-- START INPUT RECORDS --

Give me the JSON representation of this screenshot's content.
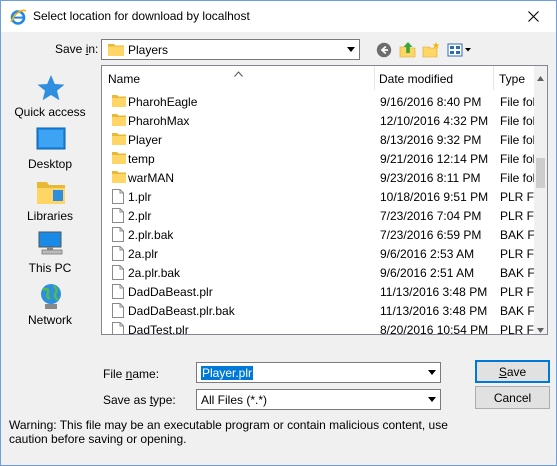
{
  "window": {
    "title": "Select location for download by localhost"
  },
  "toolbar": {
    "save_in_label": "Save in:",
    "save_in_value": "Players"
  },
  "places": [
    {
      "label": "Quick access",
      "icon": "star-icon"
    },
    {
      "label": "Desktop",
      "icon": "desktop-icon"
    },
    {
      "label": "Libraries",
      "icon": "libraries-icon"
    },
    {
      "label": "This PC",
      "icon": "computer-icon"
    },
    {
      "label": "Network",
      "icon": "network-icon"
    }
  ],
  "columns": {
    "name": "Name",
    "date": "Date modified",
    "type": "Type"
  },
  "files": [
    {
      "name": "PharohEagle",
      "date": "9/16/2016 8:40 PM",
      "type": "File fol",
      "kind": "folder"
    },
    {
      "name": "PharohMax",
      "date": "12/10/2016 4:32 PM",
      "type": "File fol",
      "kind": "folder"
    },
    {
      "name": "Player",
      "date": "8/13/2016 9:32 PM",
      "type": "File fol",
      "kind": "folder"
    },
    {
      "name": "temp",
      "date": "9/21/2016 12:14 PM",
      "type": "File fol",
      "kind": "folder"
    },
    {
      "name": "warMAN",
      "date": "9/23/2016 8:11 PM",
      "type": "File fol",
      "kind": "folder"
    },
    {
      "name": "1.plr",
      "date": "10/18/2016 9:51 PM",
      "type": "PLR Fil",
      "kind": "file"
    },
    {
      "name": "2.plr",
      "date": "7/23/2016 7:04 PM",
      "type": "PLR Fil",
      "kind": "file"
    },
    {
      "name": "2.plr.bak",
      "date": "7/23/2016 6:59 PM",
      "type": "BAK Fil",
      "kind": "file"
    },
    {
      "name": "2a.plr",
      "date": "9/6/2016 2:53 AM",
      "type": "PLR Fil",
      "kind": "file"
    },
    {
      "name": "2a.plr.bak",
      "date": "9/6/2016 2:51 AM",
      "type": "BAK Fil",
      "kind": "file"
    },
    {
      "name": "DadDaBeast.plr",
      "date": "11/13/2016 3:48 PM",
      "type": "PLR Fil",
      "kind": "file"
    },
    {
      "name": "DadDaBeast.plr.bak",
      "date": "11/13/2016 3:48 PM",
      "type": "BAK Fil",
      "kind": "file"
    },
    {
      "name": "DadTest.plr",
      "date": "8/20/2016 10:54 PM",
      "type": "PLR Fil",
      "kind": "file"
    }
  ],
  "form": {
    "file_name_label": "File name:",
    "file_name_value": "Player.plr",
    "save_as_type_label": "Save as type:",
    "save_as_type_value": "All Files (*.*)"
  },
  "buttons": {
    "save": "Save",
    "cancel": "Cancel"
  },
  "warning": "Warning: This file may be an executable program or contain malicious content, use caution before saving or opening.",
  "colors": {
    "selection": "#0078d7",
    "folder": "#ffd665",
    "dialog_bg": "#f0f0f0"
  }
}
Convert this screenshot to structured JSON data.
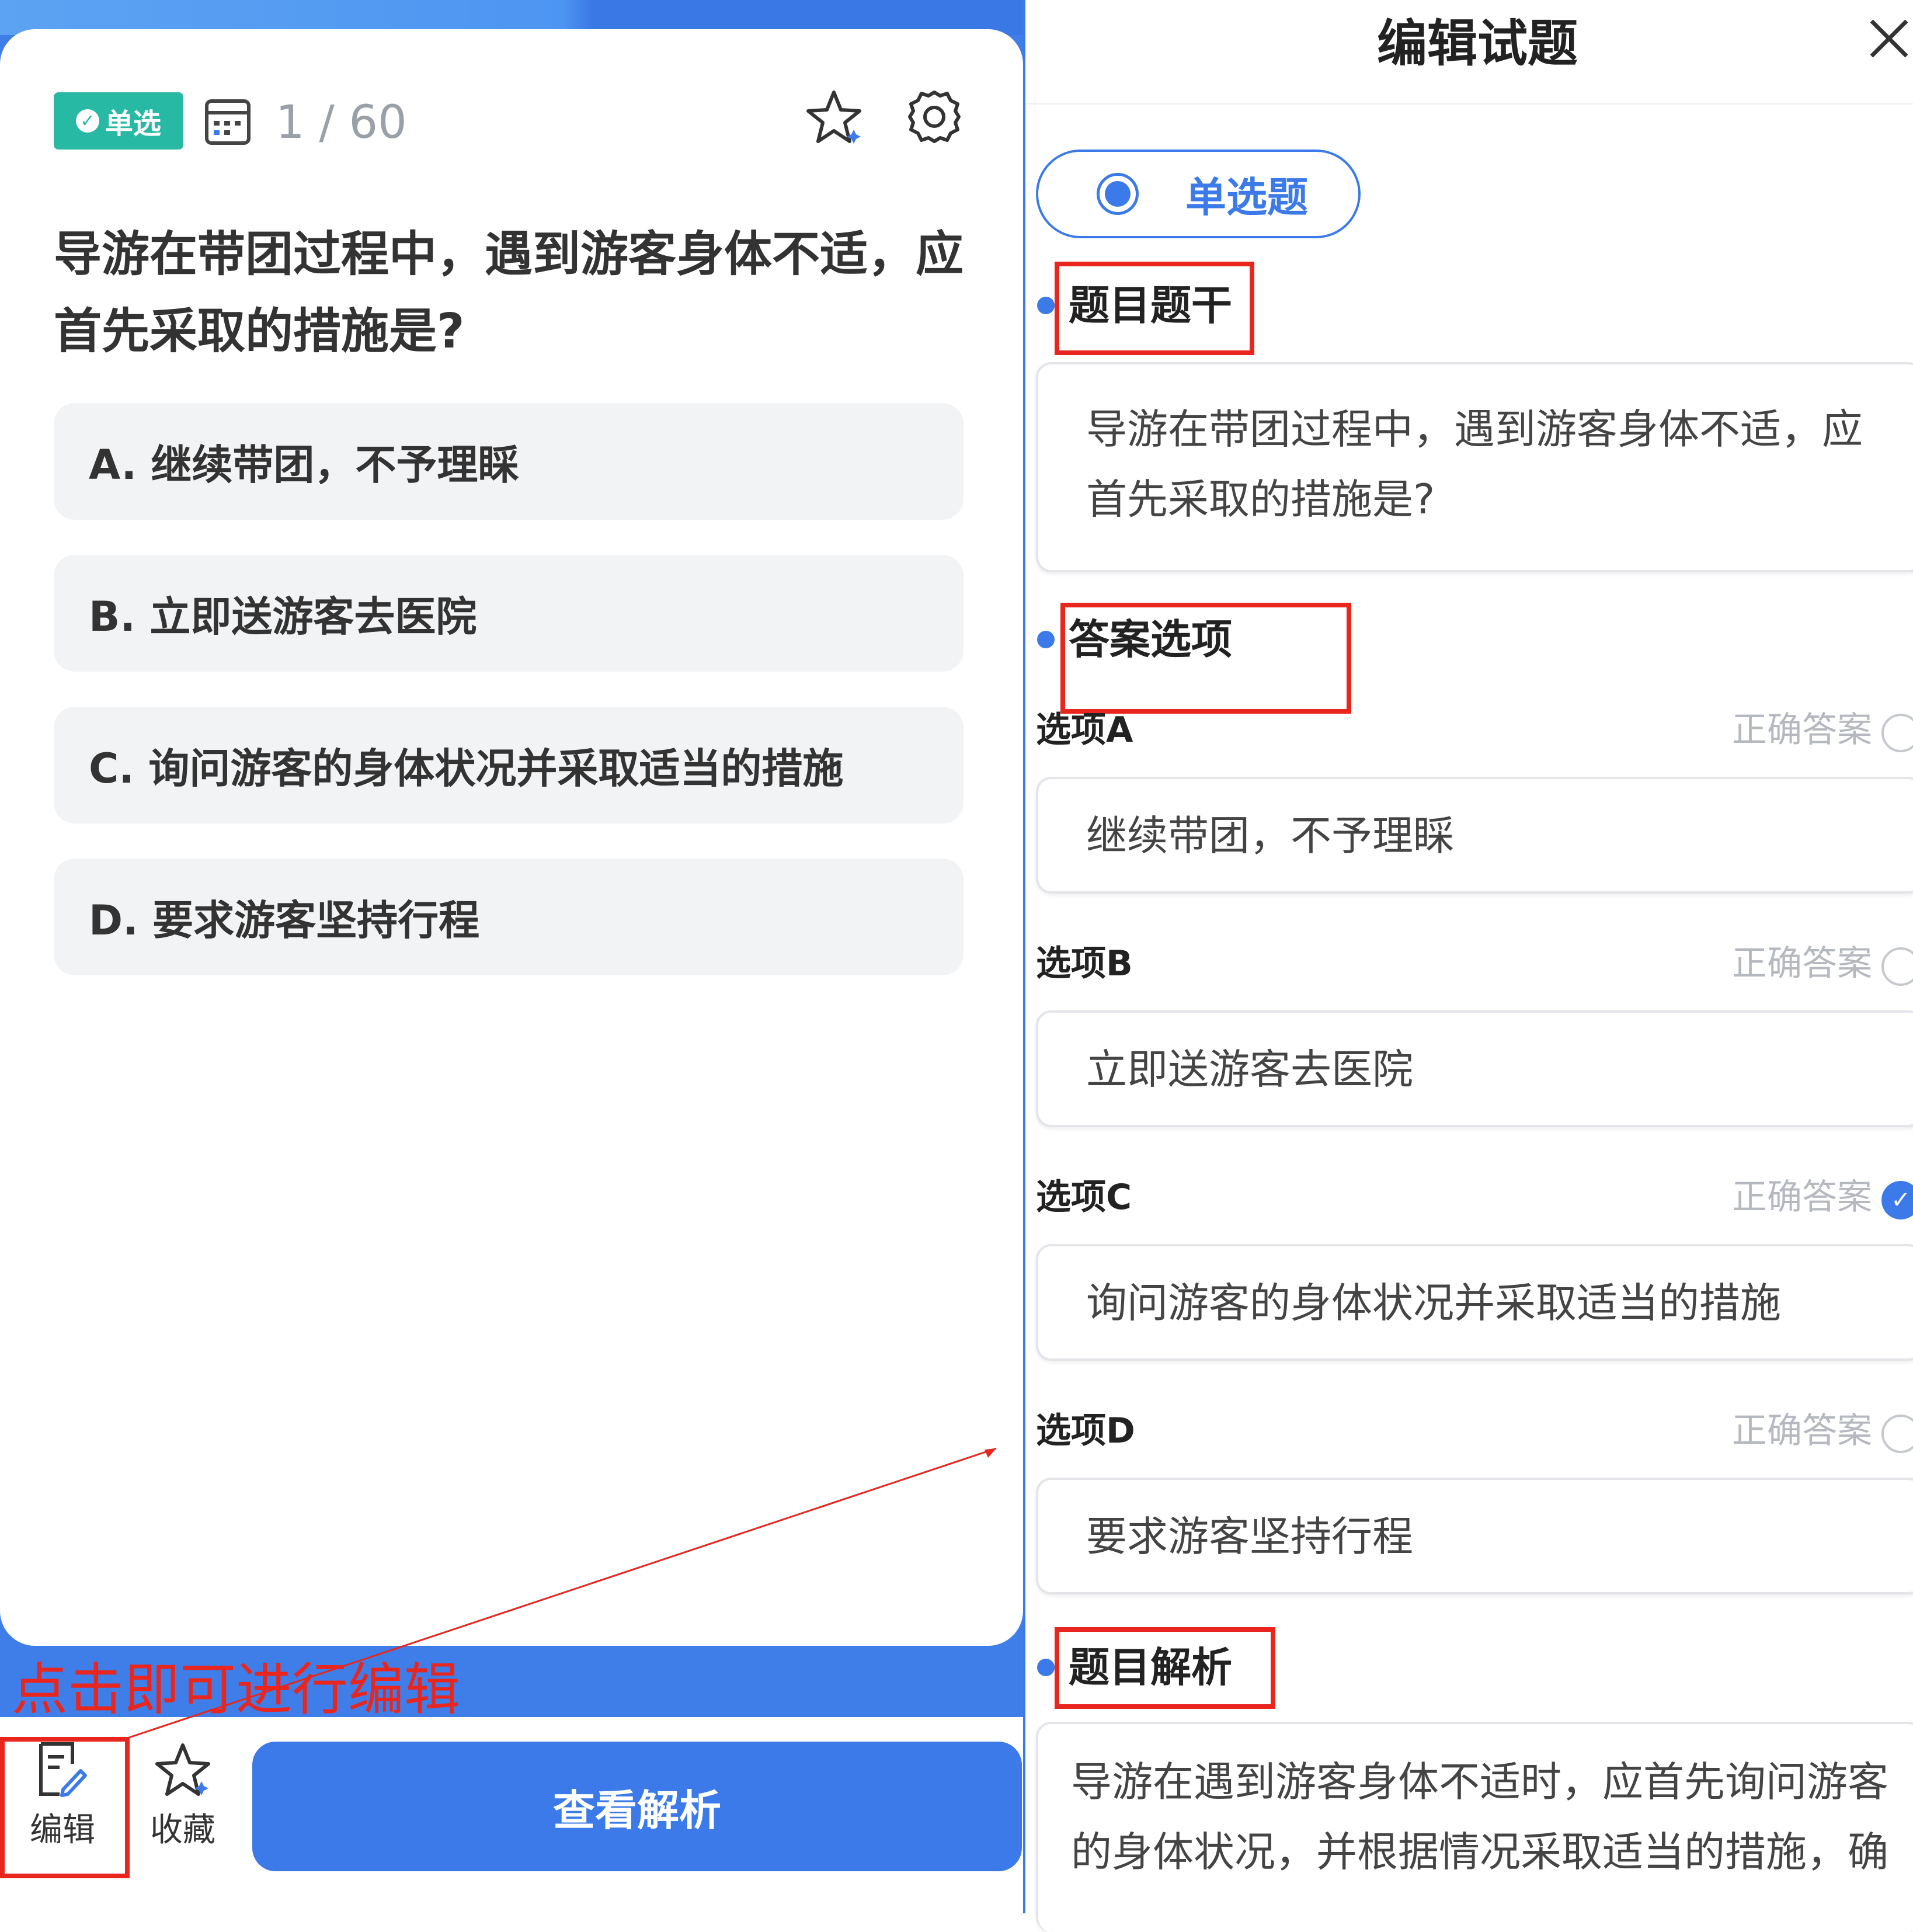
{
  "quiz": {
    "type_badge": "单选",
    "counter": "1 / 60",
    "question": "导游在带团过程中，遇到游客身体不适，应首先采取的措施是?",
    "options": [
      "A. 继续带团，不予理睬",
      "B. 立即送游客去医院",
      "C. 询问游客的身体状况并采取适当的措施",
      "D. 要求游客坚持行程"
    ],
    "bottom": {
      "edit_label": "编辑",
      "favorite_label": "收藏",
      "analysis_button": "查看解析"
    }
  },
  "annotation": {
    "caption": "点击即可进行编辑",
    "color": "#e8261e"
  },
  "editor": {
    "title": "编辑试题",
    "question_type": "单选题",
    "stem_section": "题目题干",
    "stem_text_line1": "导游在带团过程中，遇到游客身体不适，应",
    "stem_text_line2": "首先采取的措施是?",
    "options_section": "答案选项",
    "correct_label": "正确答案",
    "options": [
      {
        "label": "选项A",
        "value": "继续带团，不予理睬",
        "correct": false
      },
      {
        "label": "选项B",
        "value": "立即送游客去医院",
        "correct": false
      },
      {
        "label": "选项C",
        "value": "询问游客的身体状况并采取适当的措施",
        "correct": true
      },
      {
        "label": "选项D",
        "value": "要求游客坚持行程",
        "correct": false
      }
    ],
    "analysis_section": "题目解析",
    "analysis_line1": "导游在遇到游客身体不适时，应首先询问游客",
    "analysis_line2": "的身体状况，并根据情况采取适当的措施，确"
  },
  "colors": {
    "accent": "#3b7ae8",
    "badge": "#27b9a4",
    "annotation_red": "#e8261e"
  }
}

-- END INPUT RECORDS --

*REQUIRED WORK*
Copy the listing over exactly, skipping the pictures it holds.

*COMPLETED TASK*
Give me the JSON representation of this screenshot's content.
{
  "window": {
    "title": "Select location for download by localhost"
  },
  "toolbar": {
    "save_in_label": "Save in:",
    "save_in_value": "Players"
  },
  "places": [
    {
      "label": "Quick access",
      "icon": "star-icon"
    },
    {
      "label": "Desktop",
      "icon": "desktop-icon"
    },
    {
      "label": "Libraries",
      "icon": "libraries-icon"
    },
    {
      "label": "This PC",
      "icon": "computer-icon"
    },
    {
      "label": "Network",
      "icon": "network-icon"
    }
  ],
  "columns": {
    "name": "Name",
    "date": "Date modified",
    "type": "Type"
  },
  "files": [
    {
      "name": "PharohEagle",
      "date": "9/16/2016 8:40 PM",
      "type": "File fol",
      "kind": "folder"
    },
    {
      "name": "PharohMax",
      "date": "12/10/2016 4:32 PM",
      "type": "File fol",
      "kind": "folder"
    },
    {
      "name": "Player",
      "date": "8/13/2016 9:32 PM",
      "type": "File fol",
      "kind": "folder"
    },
    {
      "name": "temp",
      "date": "9/21/2016 12:14 PM",
      "type": "File fol",
      "kind": "folder"
    },
    {
      "name": "warMAN",
      "date": "9/23/2016 8:11 PM",
      "type": "File fol",
      "kind": "folder"
    },
    {
      "name": "1.plr",
      "date": "10/18/2016 9:51 PM",
      "type": "PLR Fil",
      "kind": "file"
    },
    {
      "name": "2.plr",
      "date": "7/23/2016 7:04 PM",
      "type": "PLR Fil",
      "kind": "file"
    },
    {
      "name": "2.plr.bak",
      "date": "7/23/2016 6:59 PM",
      "type": "BAK Fil",
      "kind": "file"
    },
    {
      "name": "2a.plr",
      "date": "9/6/2016 2:53 AM",
      "type": "PLR Fil",
      "kind": "file"
    },
    {
      "name": "2a.plr.bak",
      "date": "9/6/2016 2:51 AM",
      "type": "BAK Fil",
      "kind": "file"
    },
    {
      "name": "DadDaBeast.plr",
      "date": "11/13/2016 3:48 PM",
      "type": "PLR Fil",
      "kind": "file"
    },
    {
      "name": "DadDaBeast.plr.bak",
      "date": "11/13/2016 3:48 PM",
      "type": "BAK Fil",
      "kind": "file"
    },
    {
      "name": "DadTest.plr",
      "date": "8/20/2016 10:54 PM",
      "type": "PLR Fil",
      "kind": "file"
    }
  ],
  "form": {
    "file_name_label": "File name:",
    "file_name_value": "Player.plr",
    "save_as_type_label": "Save as type:",
    "save_as_type_value": "All Files (*.*)"
  },
  "buttons": {
    "save": "Save",
    "cancel": "Cancel"
  },
  "warning": "Warning: This file may be an executable program or contain malicious content, use caution before saving or opening.",
  "colors": {
    "selection": "#0078d7",
    "folder": "#ffd665",
    "dialog_bg": "#f0f0f0"
  }
}
Convert this screenshot to structured JSON data.
{
  "quiz": {
    "type_badge": "单选",
    "counter": "1 / 60",
    "question": "导游在带团过程中，遇到游客身体不适，应首先采取的措施是?",
    "options": [
      "A. 继续带团，不予理睬",
      "B. 立即送游客去医院",
      "C. 询问游客的身体状况并采取适当的措施",
      "D. 要求游客坚持行程"
    ],
    "bottom": {
      "edit_label": "编辑",
      "favorite_label": "收藏",
      "analysis_button": "查看解析"
    }
  },
  "annotation": {
    "caption": "点击即可进行编辑",
    "color": "#e8261e"
  },
  "editor": {
    "title": "编辑试题",
    "question_type": "单选题",
    "stem_section": "题目题干",
    "stem_text_line1": "导游在带团过程中，遇到游客身体不适，应",
    "stem_text_line2": "首先采取的措施是?",
    "options_section": "答案选项",
    "correct_label": "正确答案",
    "options": [
      {
        "label": "选项A",
        "value": "继续带团，不予理睬",
        "correct": false
      },
      {
        "label": "选项B",
        "value": "立即送游客去医院",
        "correct": false
      },
      {
        "label": "选项C",
        "value": "询问游客的身体状况并采取适当的措施",
        "correct": true
      },
      {
        "label": "选项D",
        "value": "要求游客坚持行程",
        "correct": false
      }
    ],
    "analysis_section": "题目解析",
    "analysis_line1": "导游在遇到游客身体不适时，应首先询问游客",
    "analysis_line2": "的身体状况，并根据情况采取适当的措施，确"
  },
  "colors": {
    "accent": "#3b7ae8",
    "badge": "#27b9a4",
    "annotation_red": "#e8261e"
  }
}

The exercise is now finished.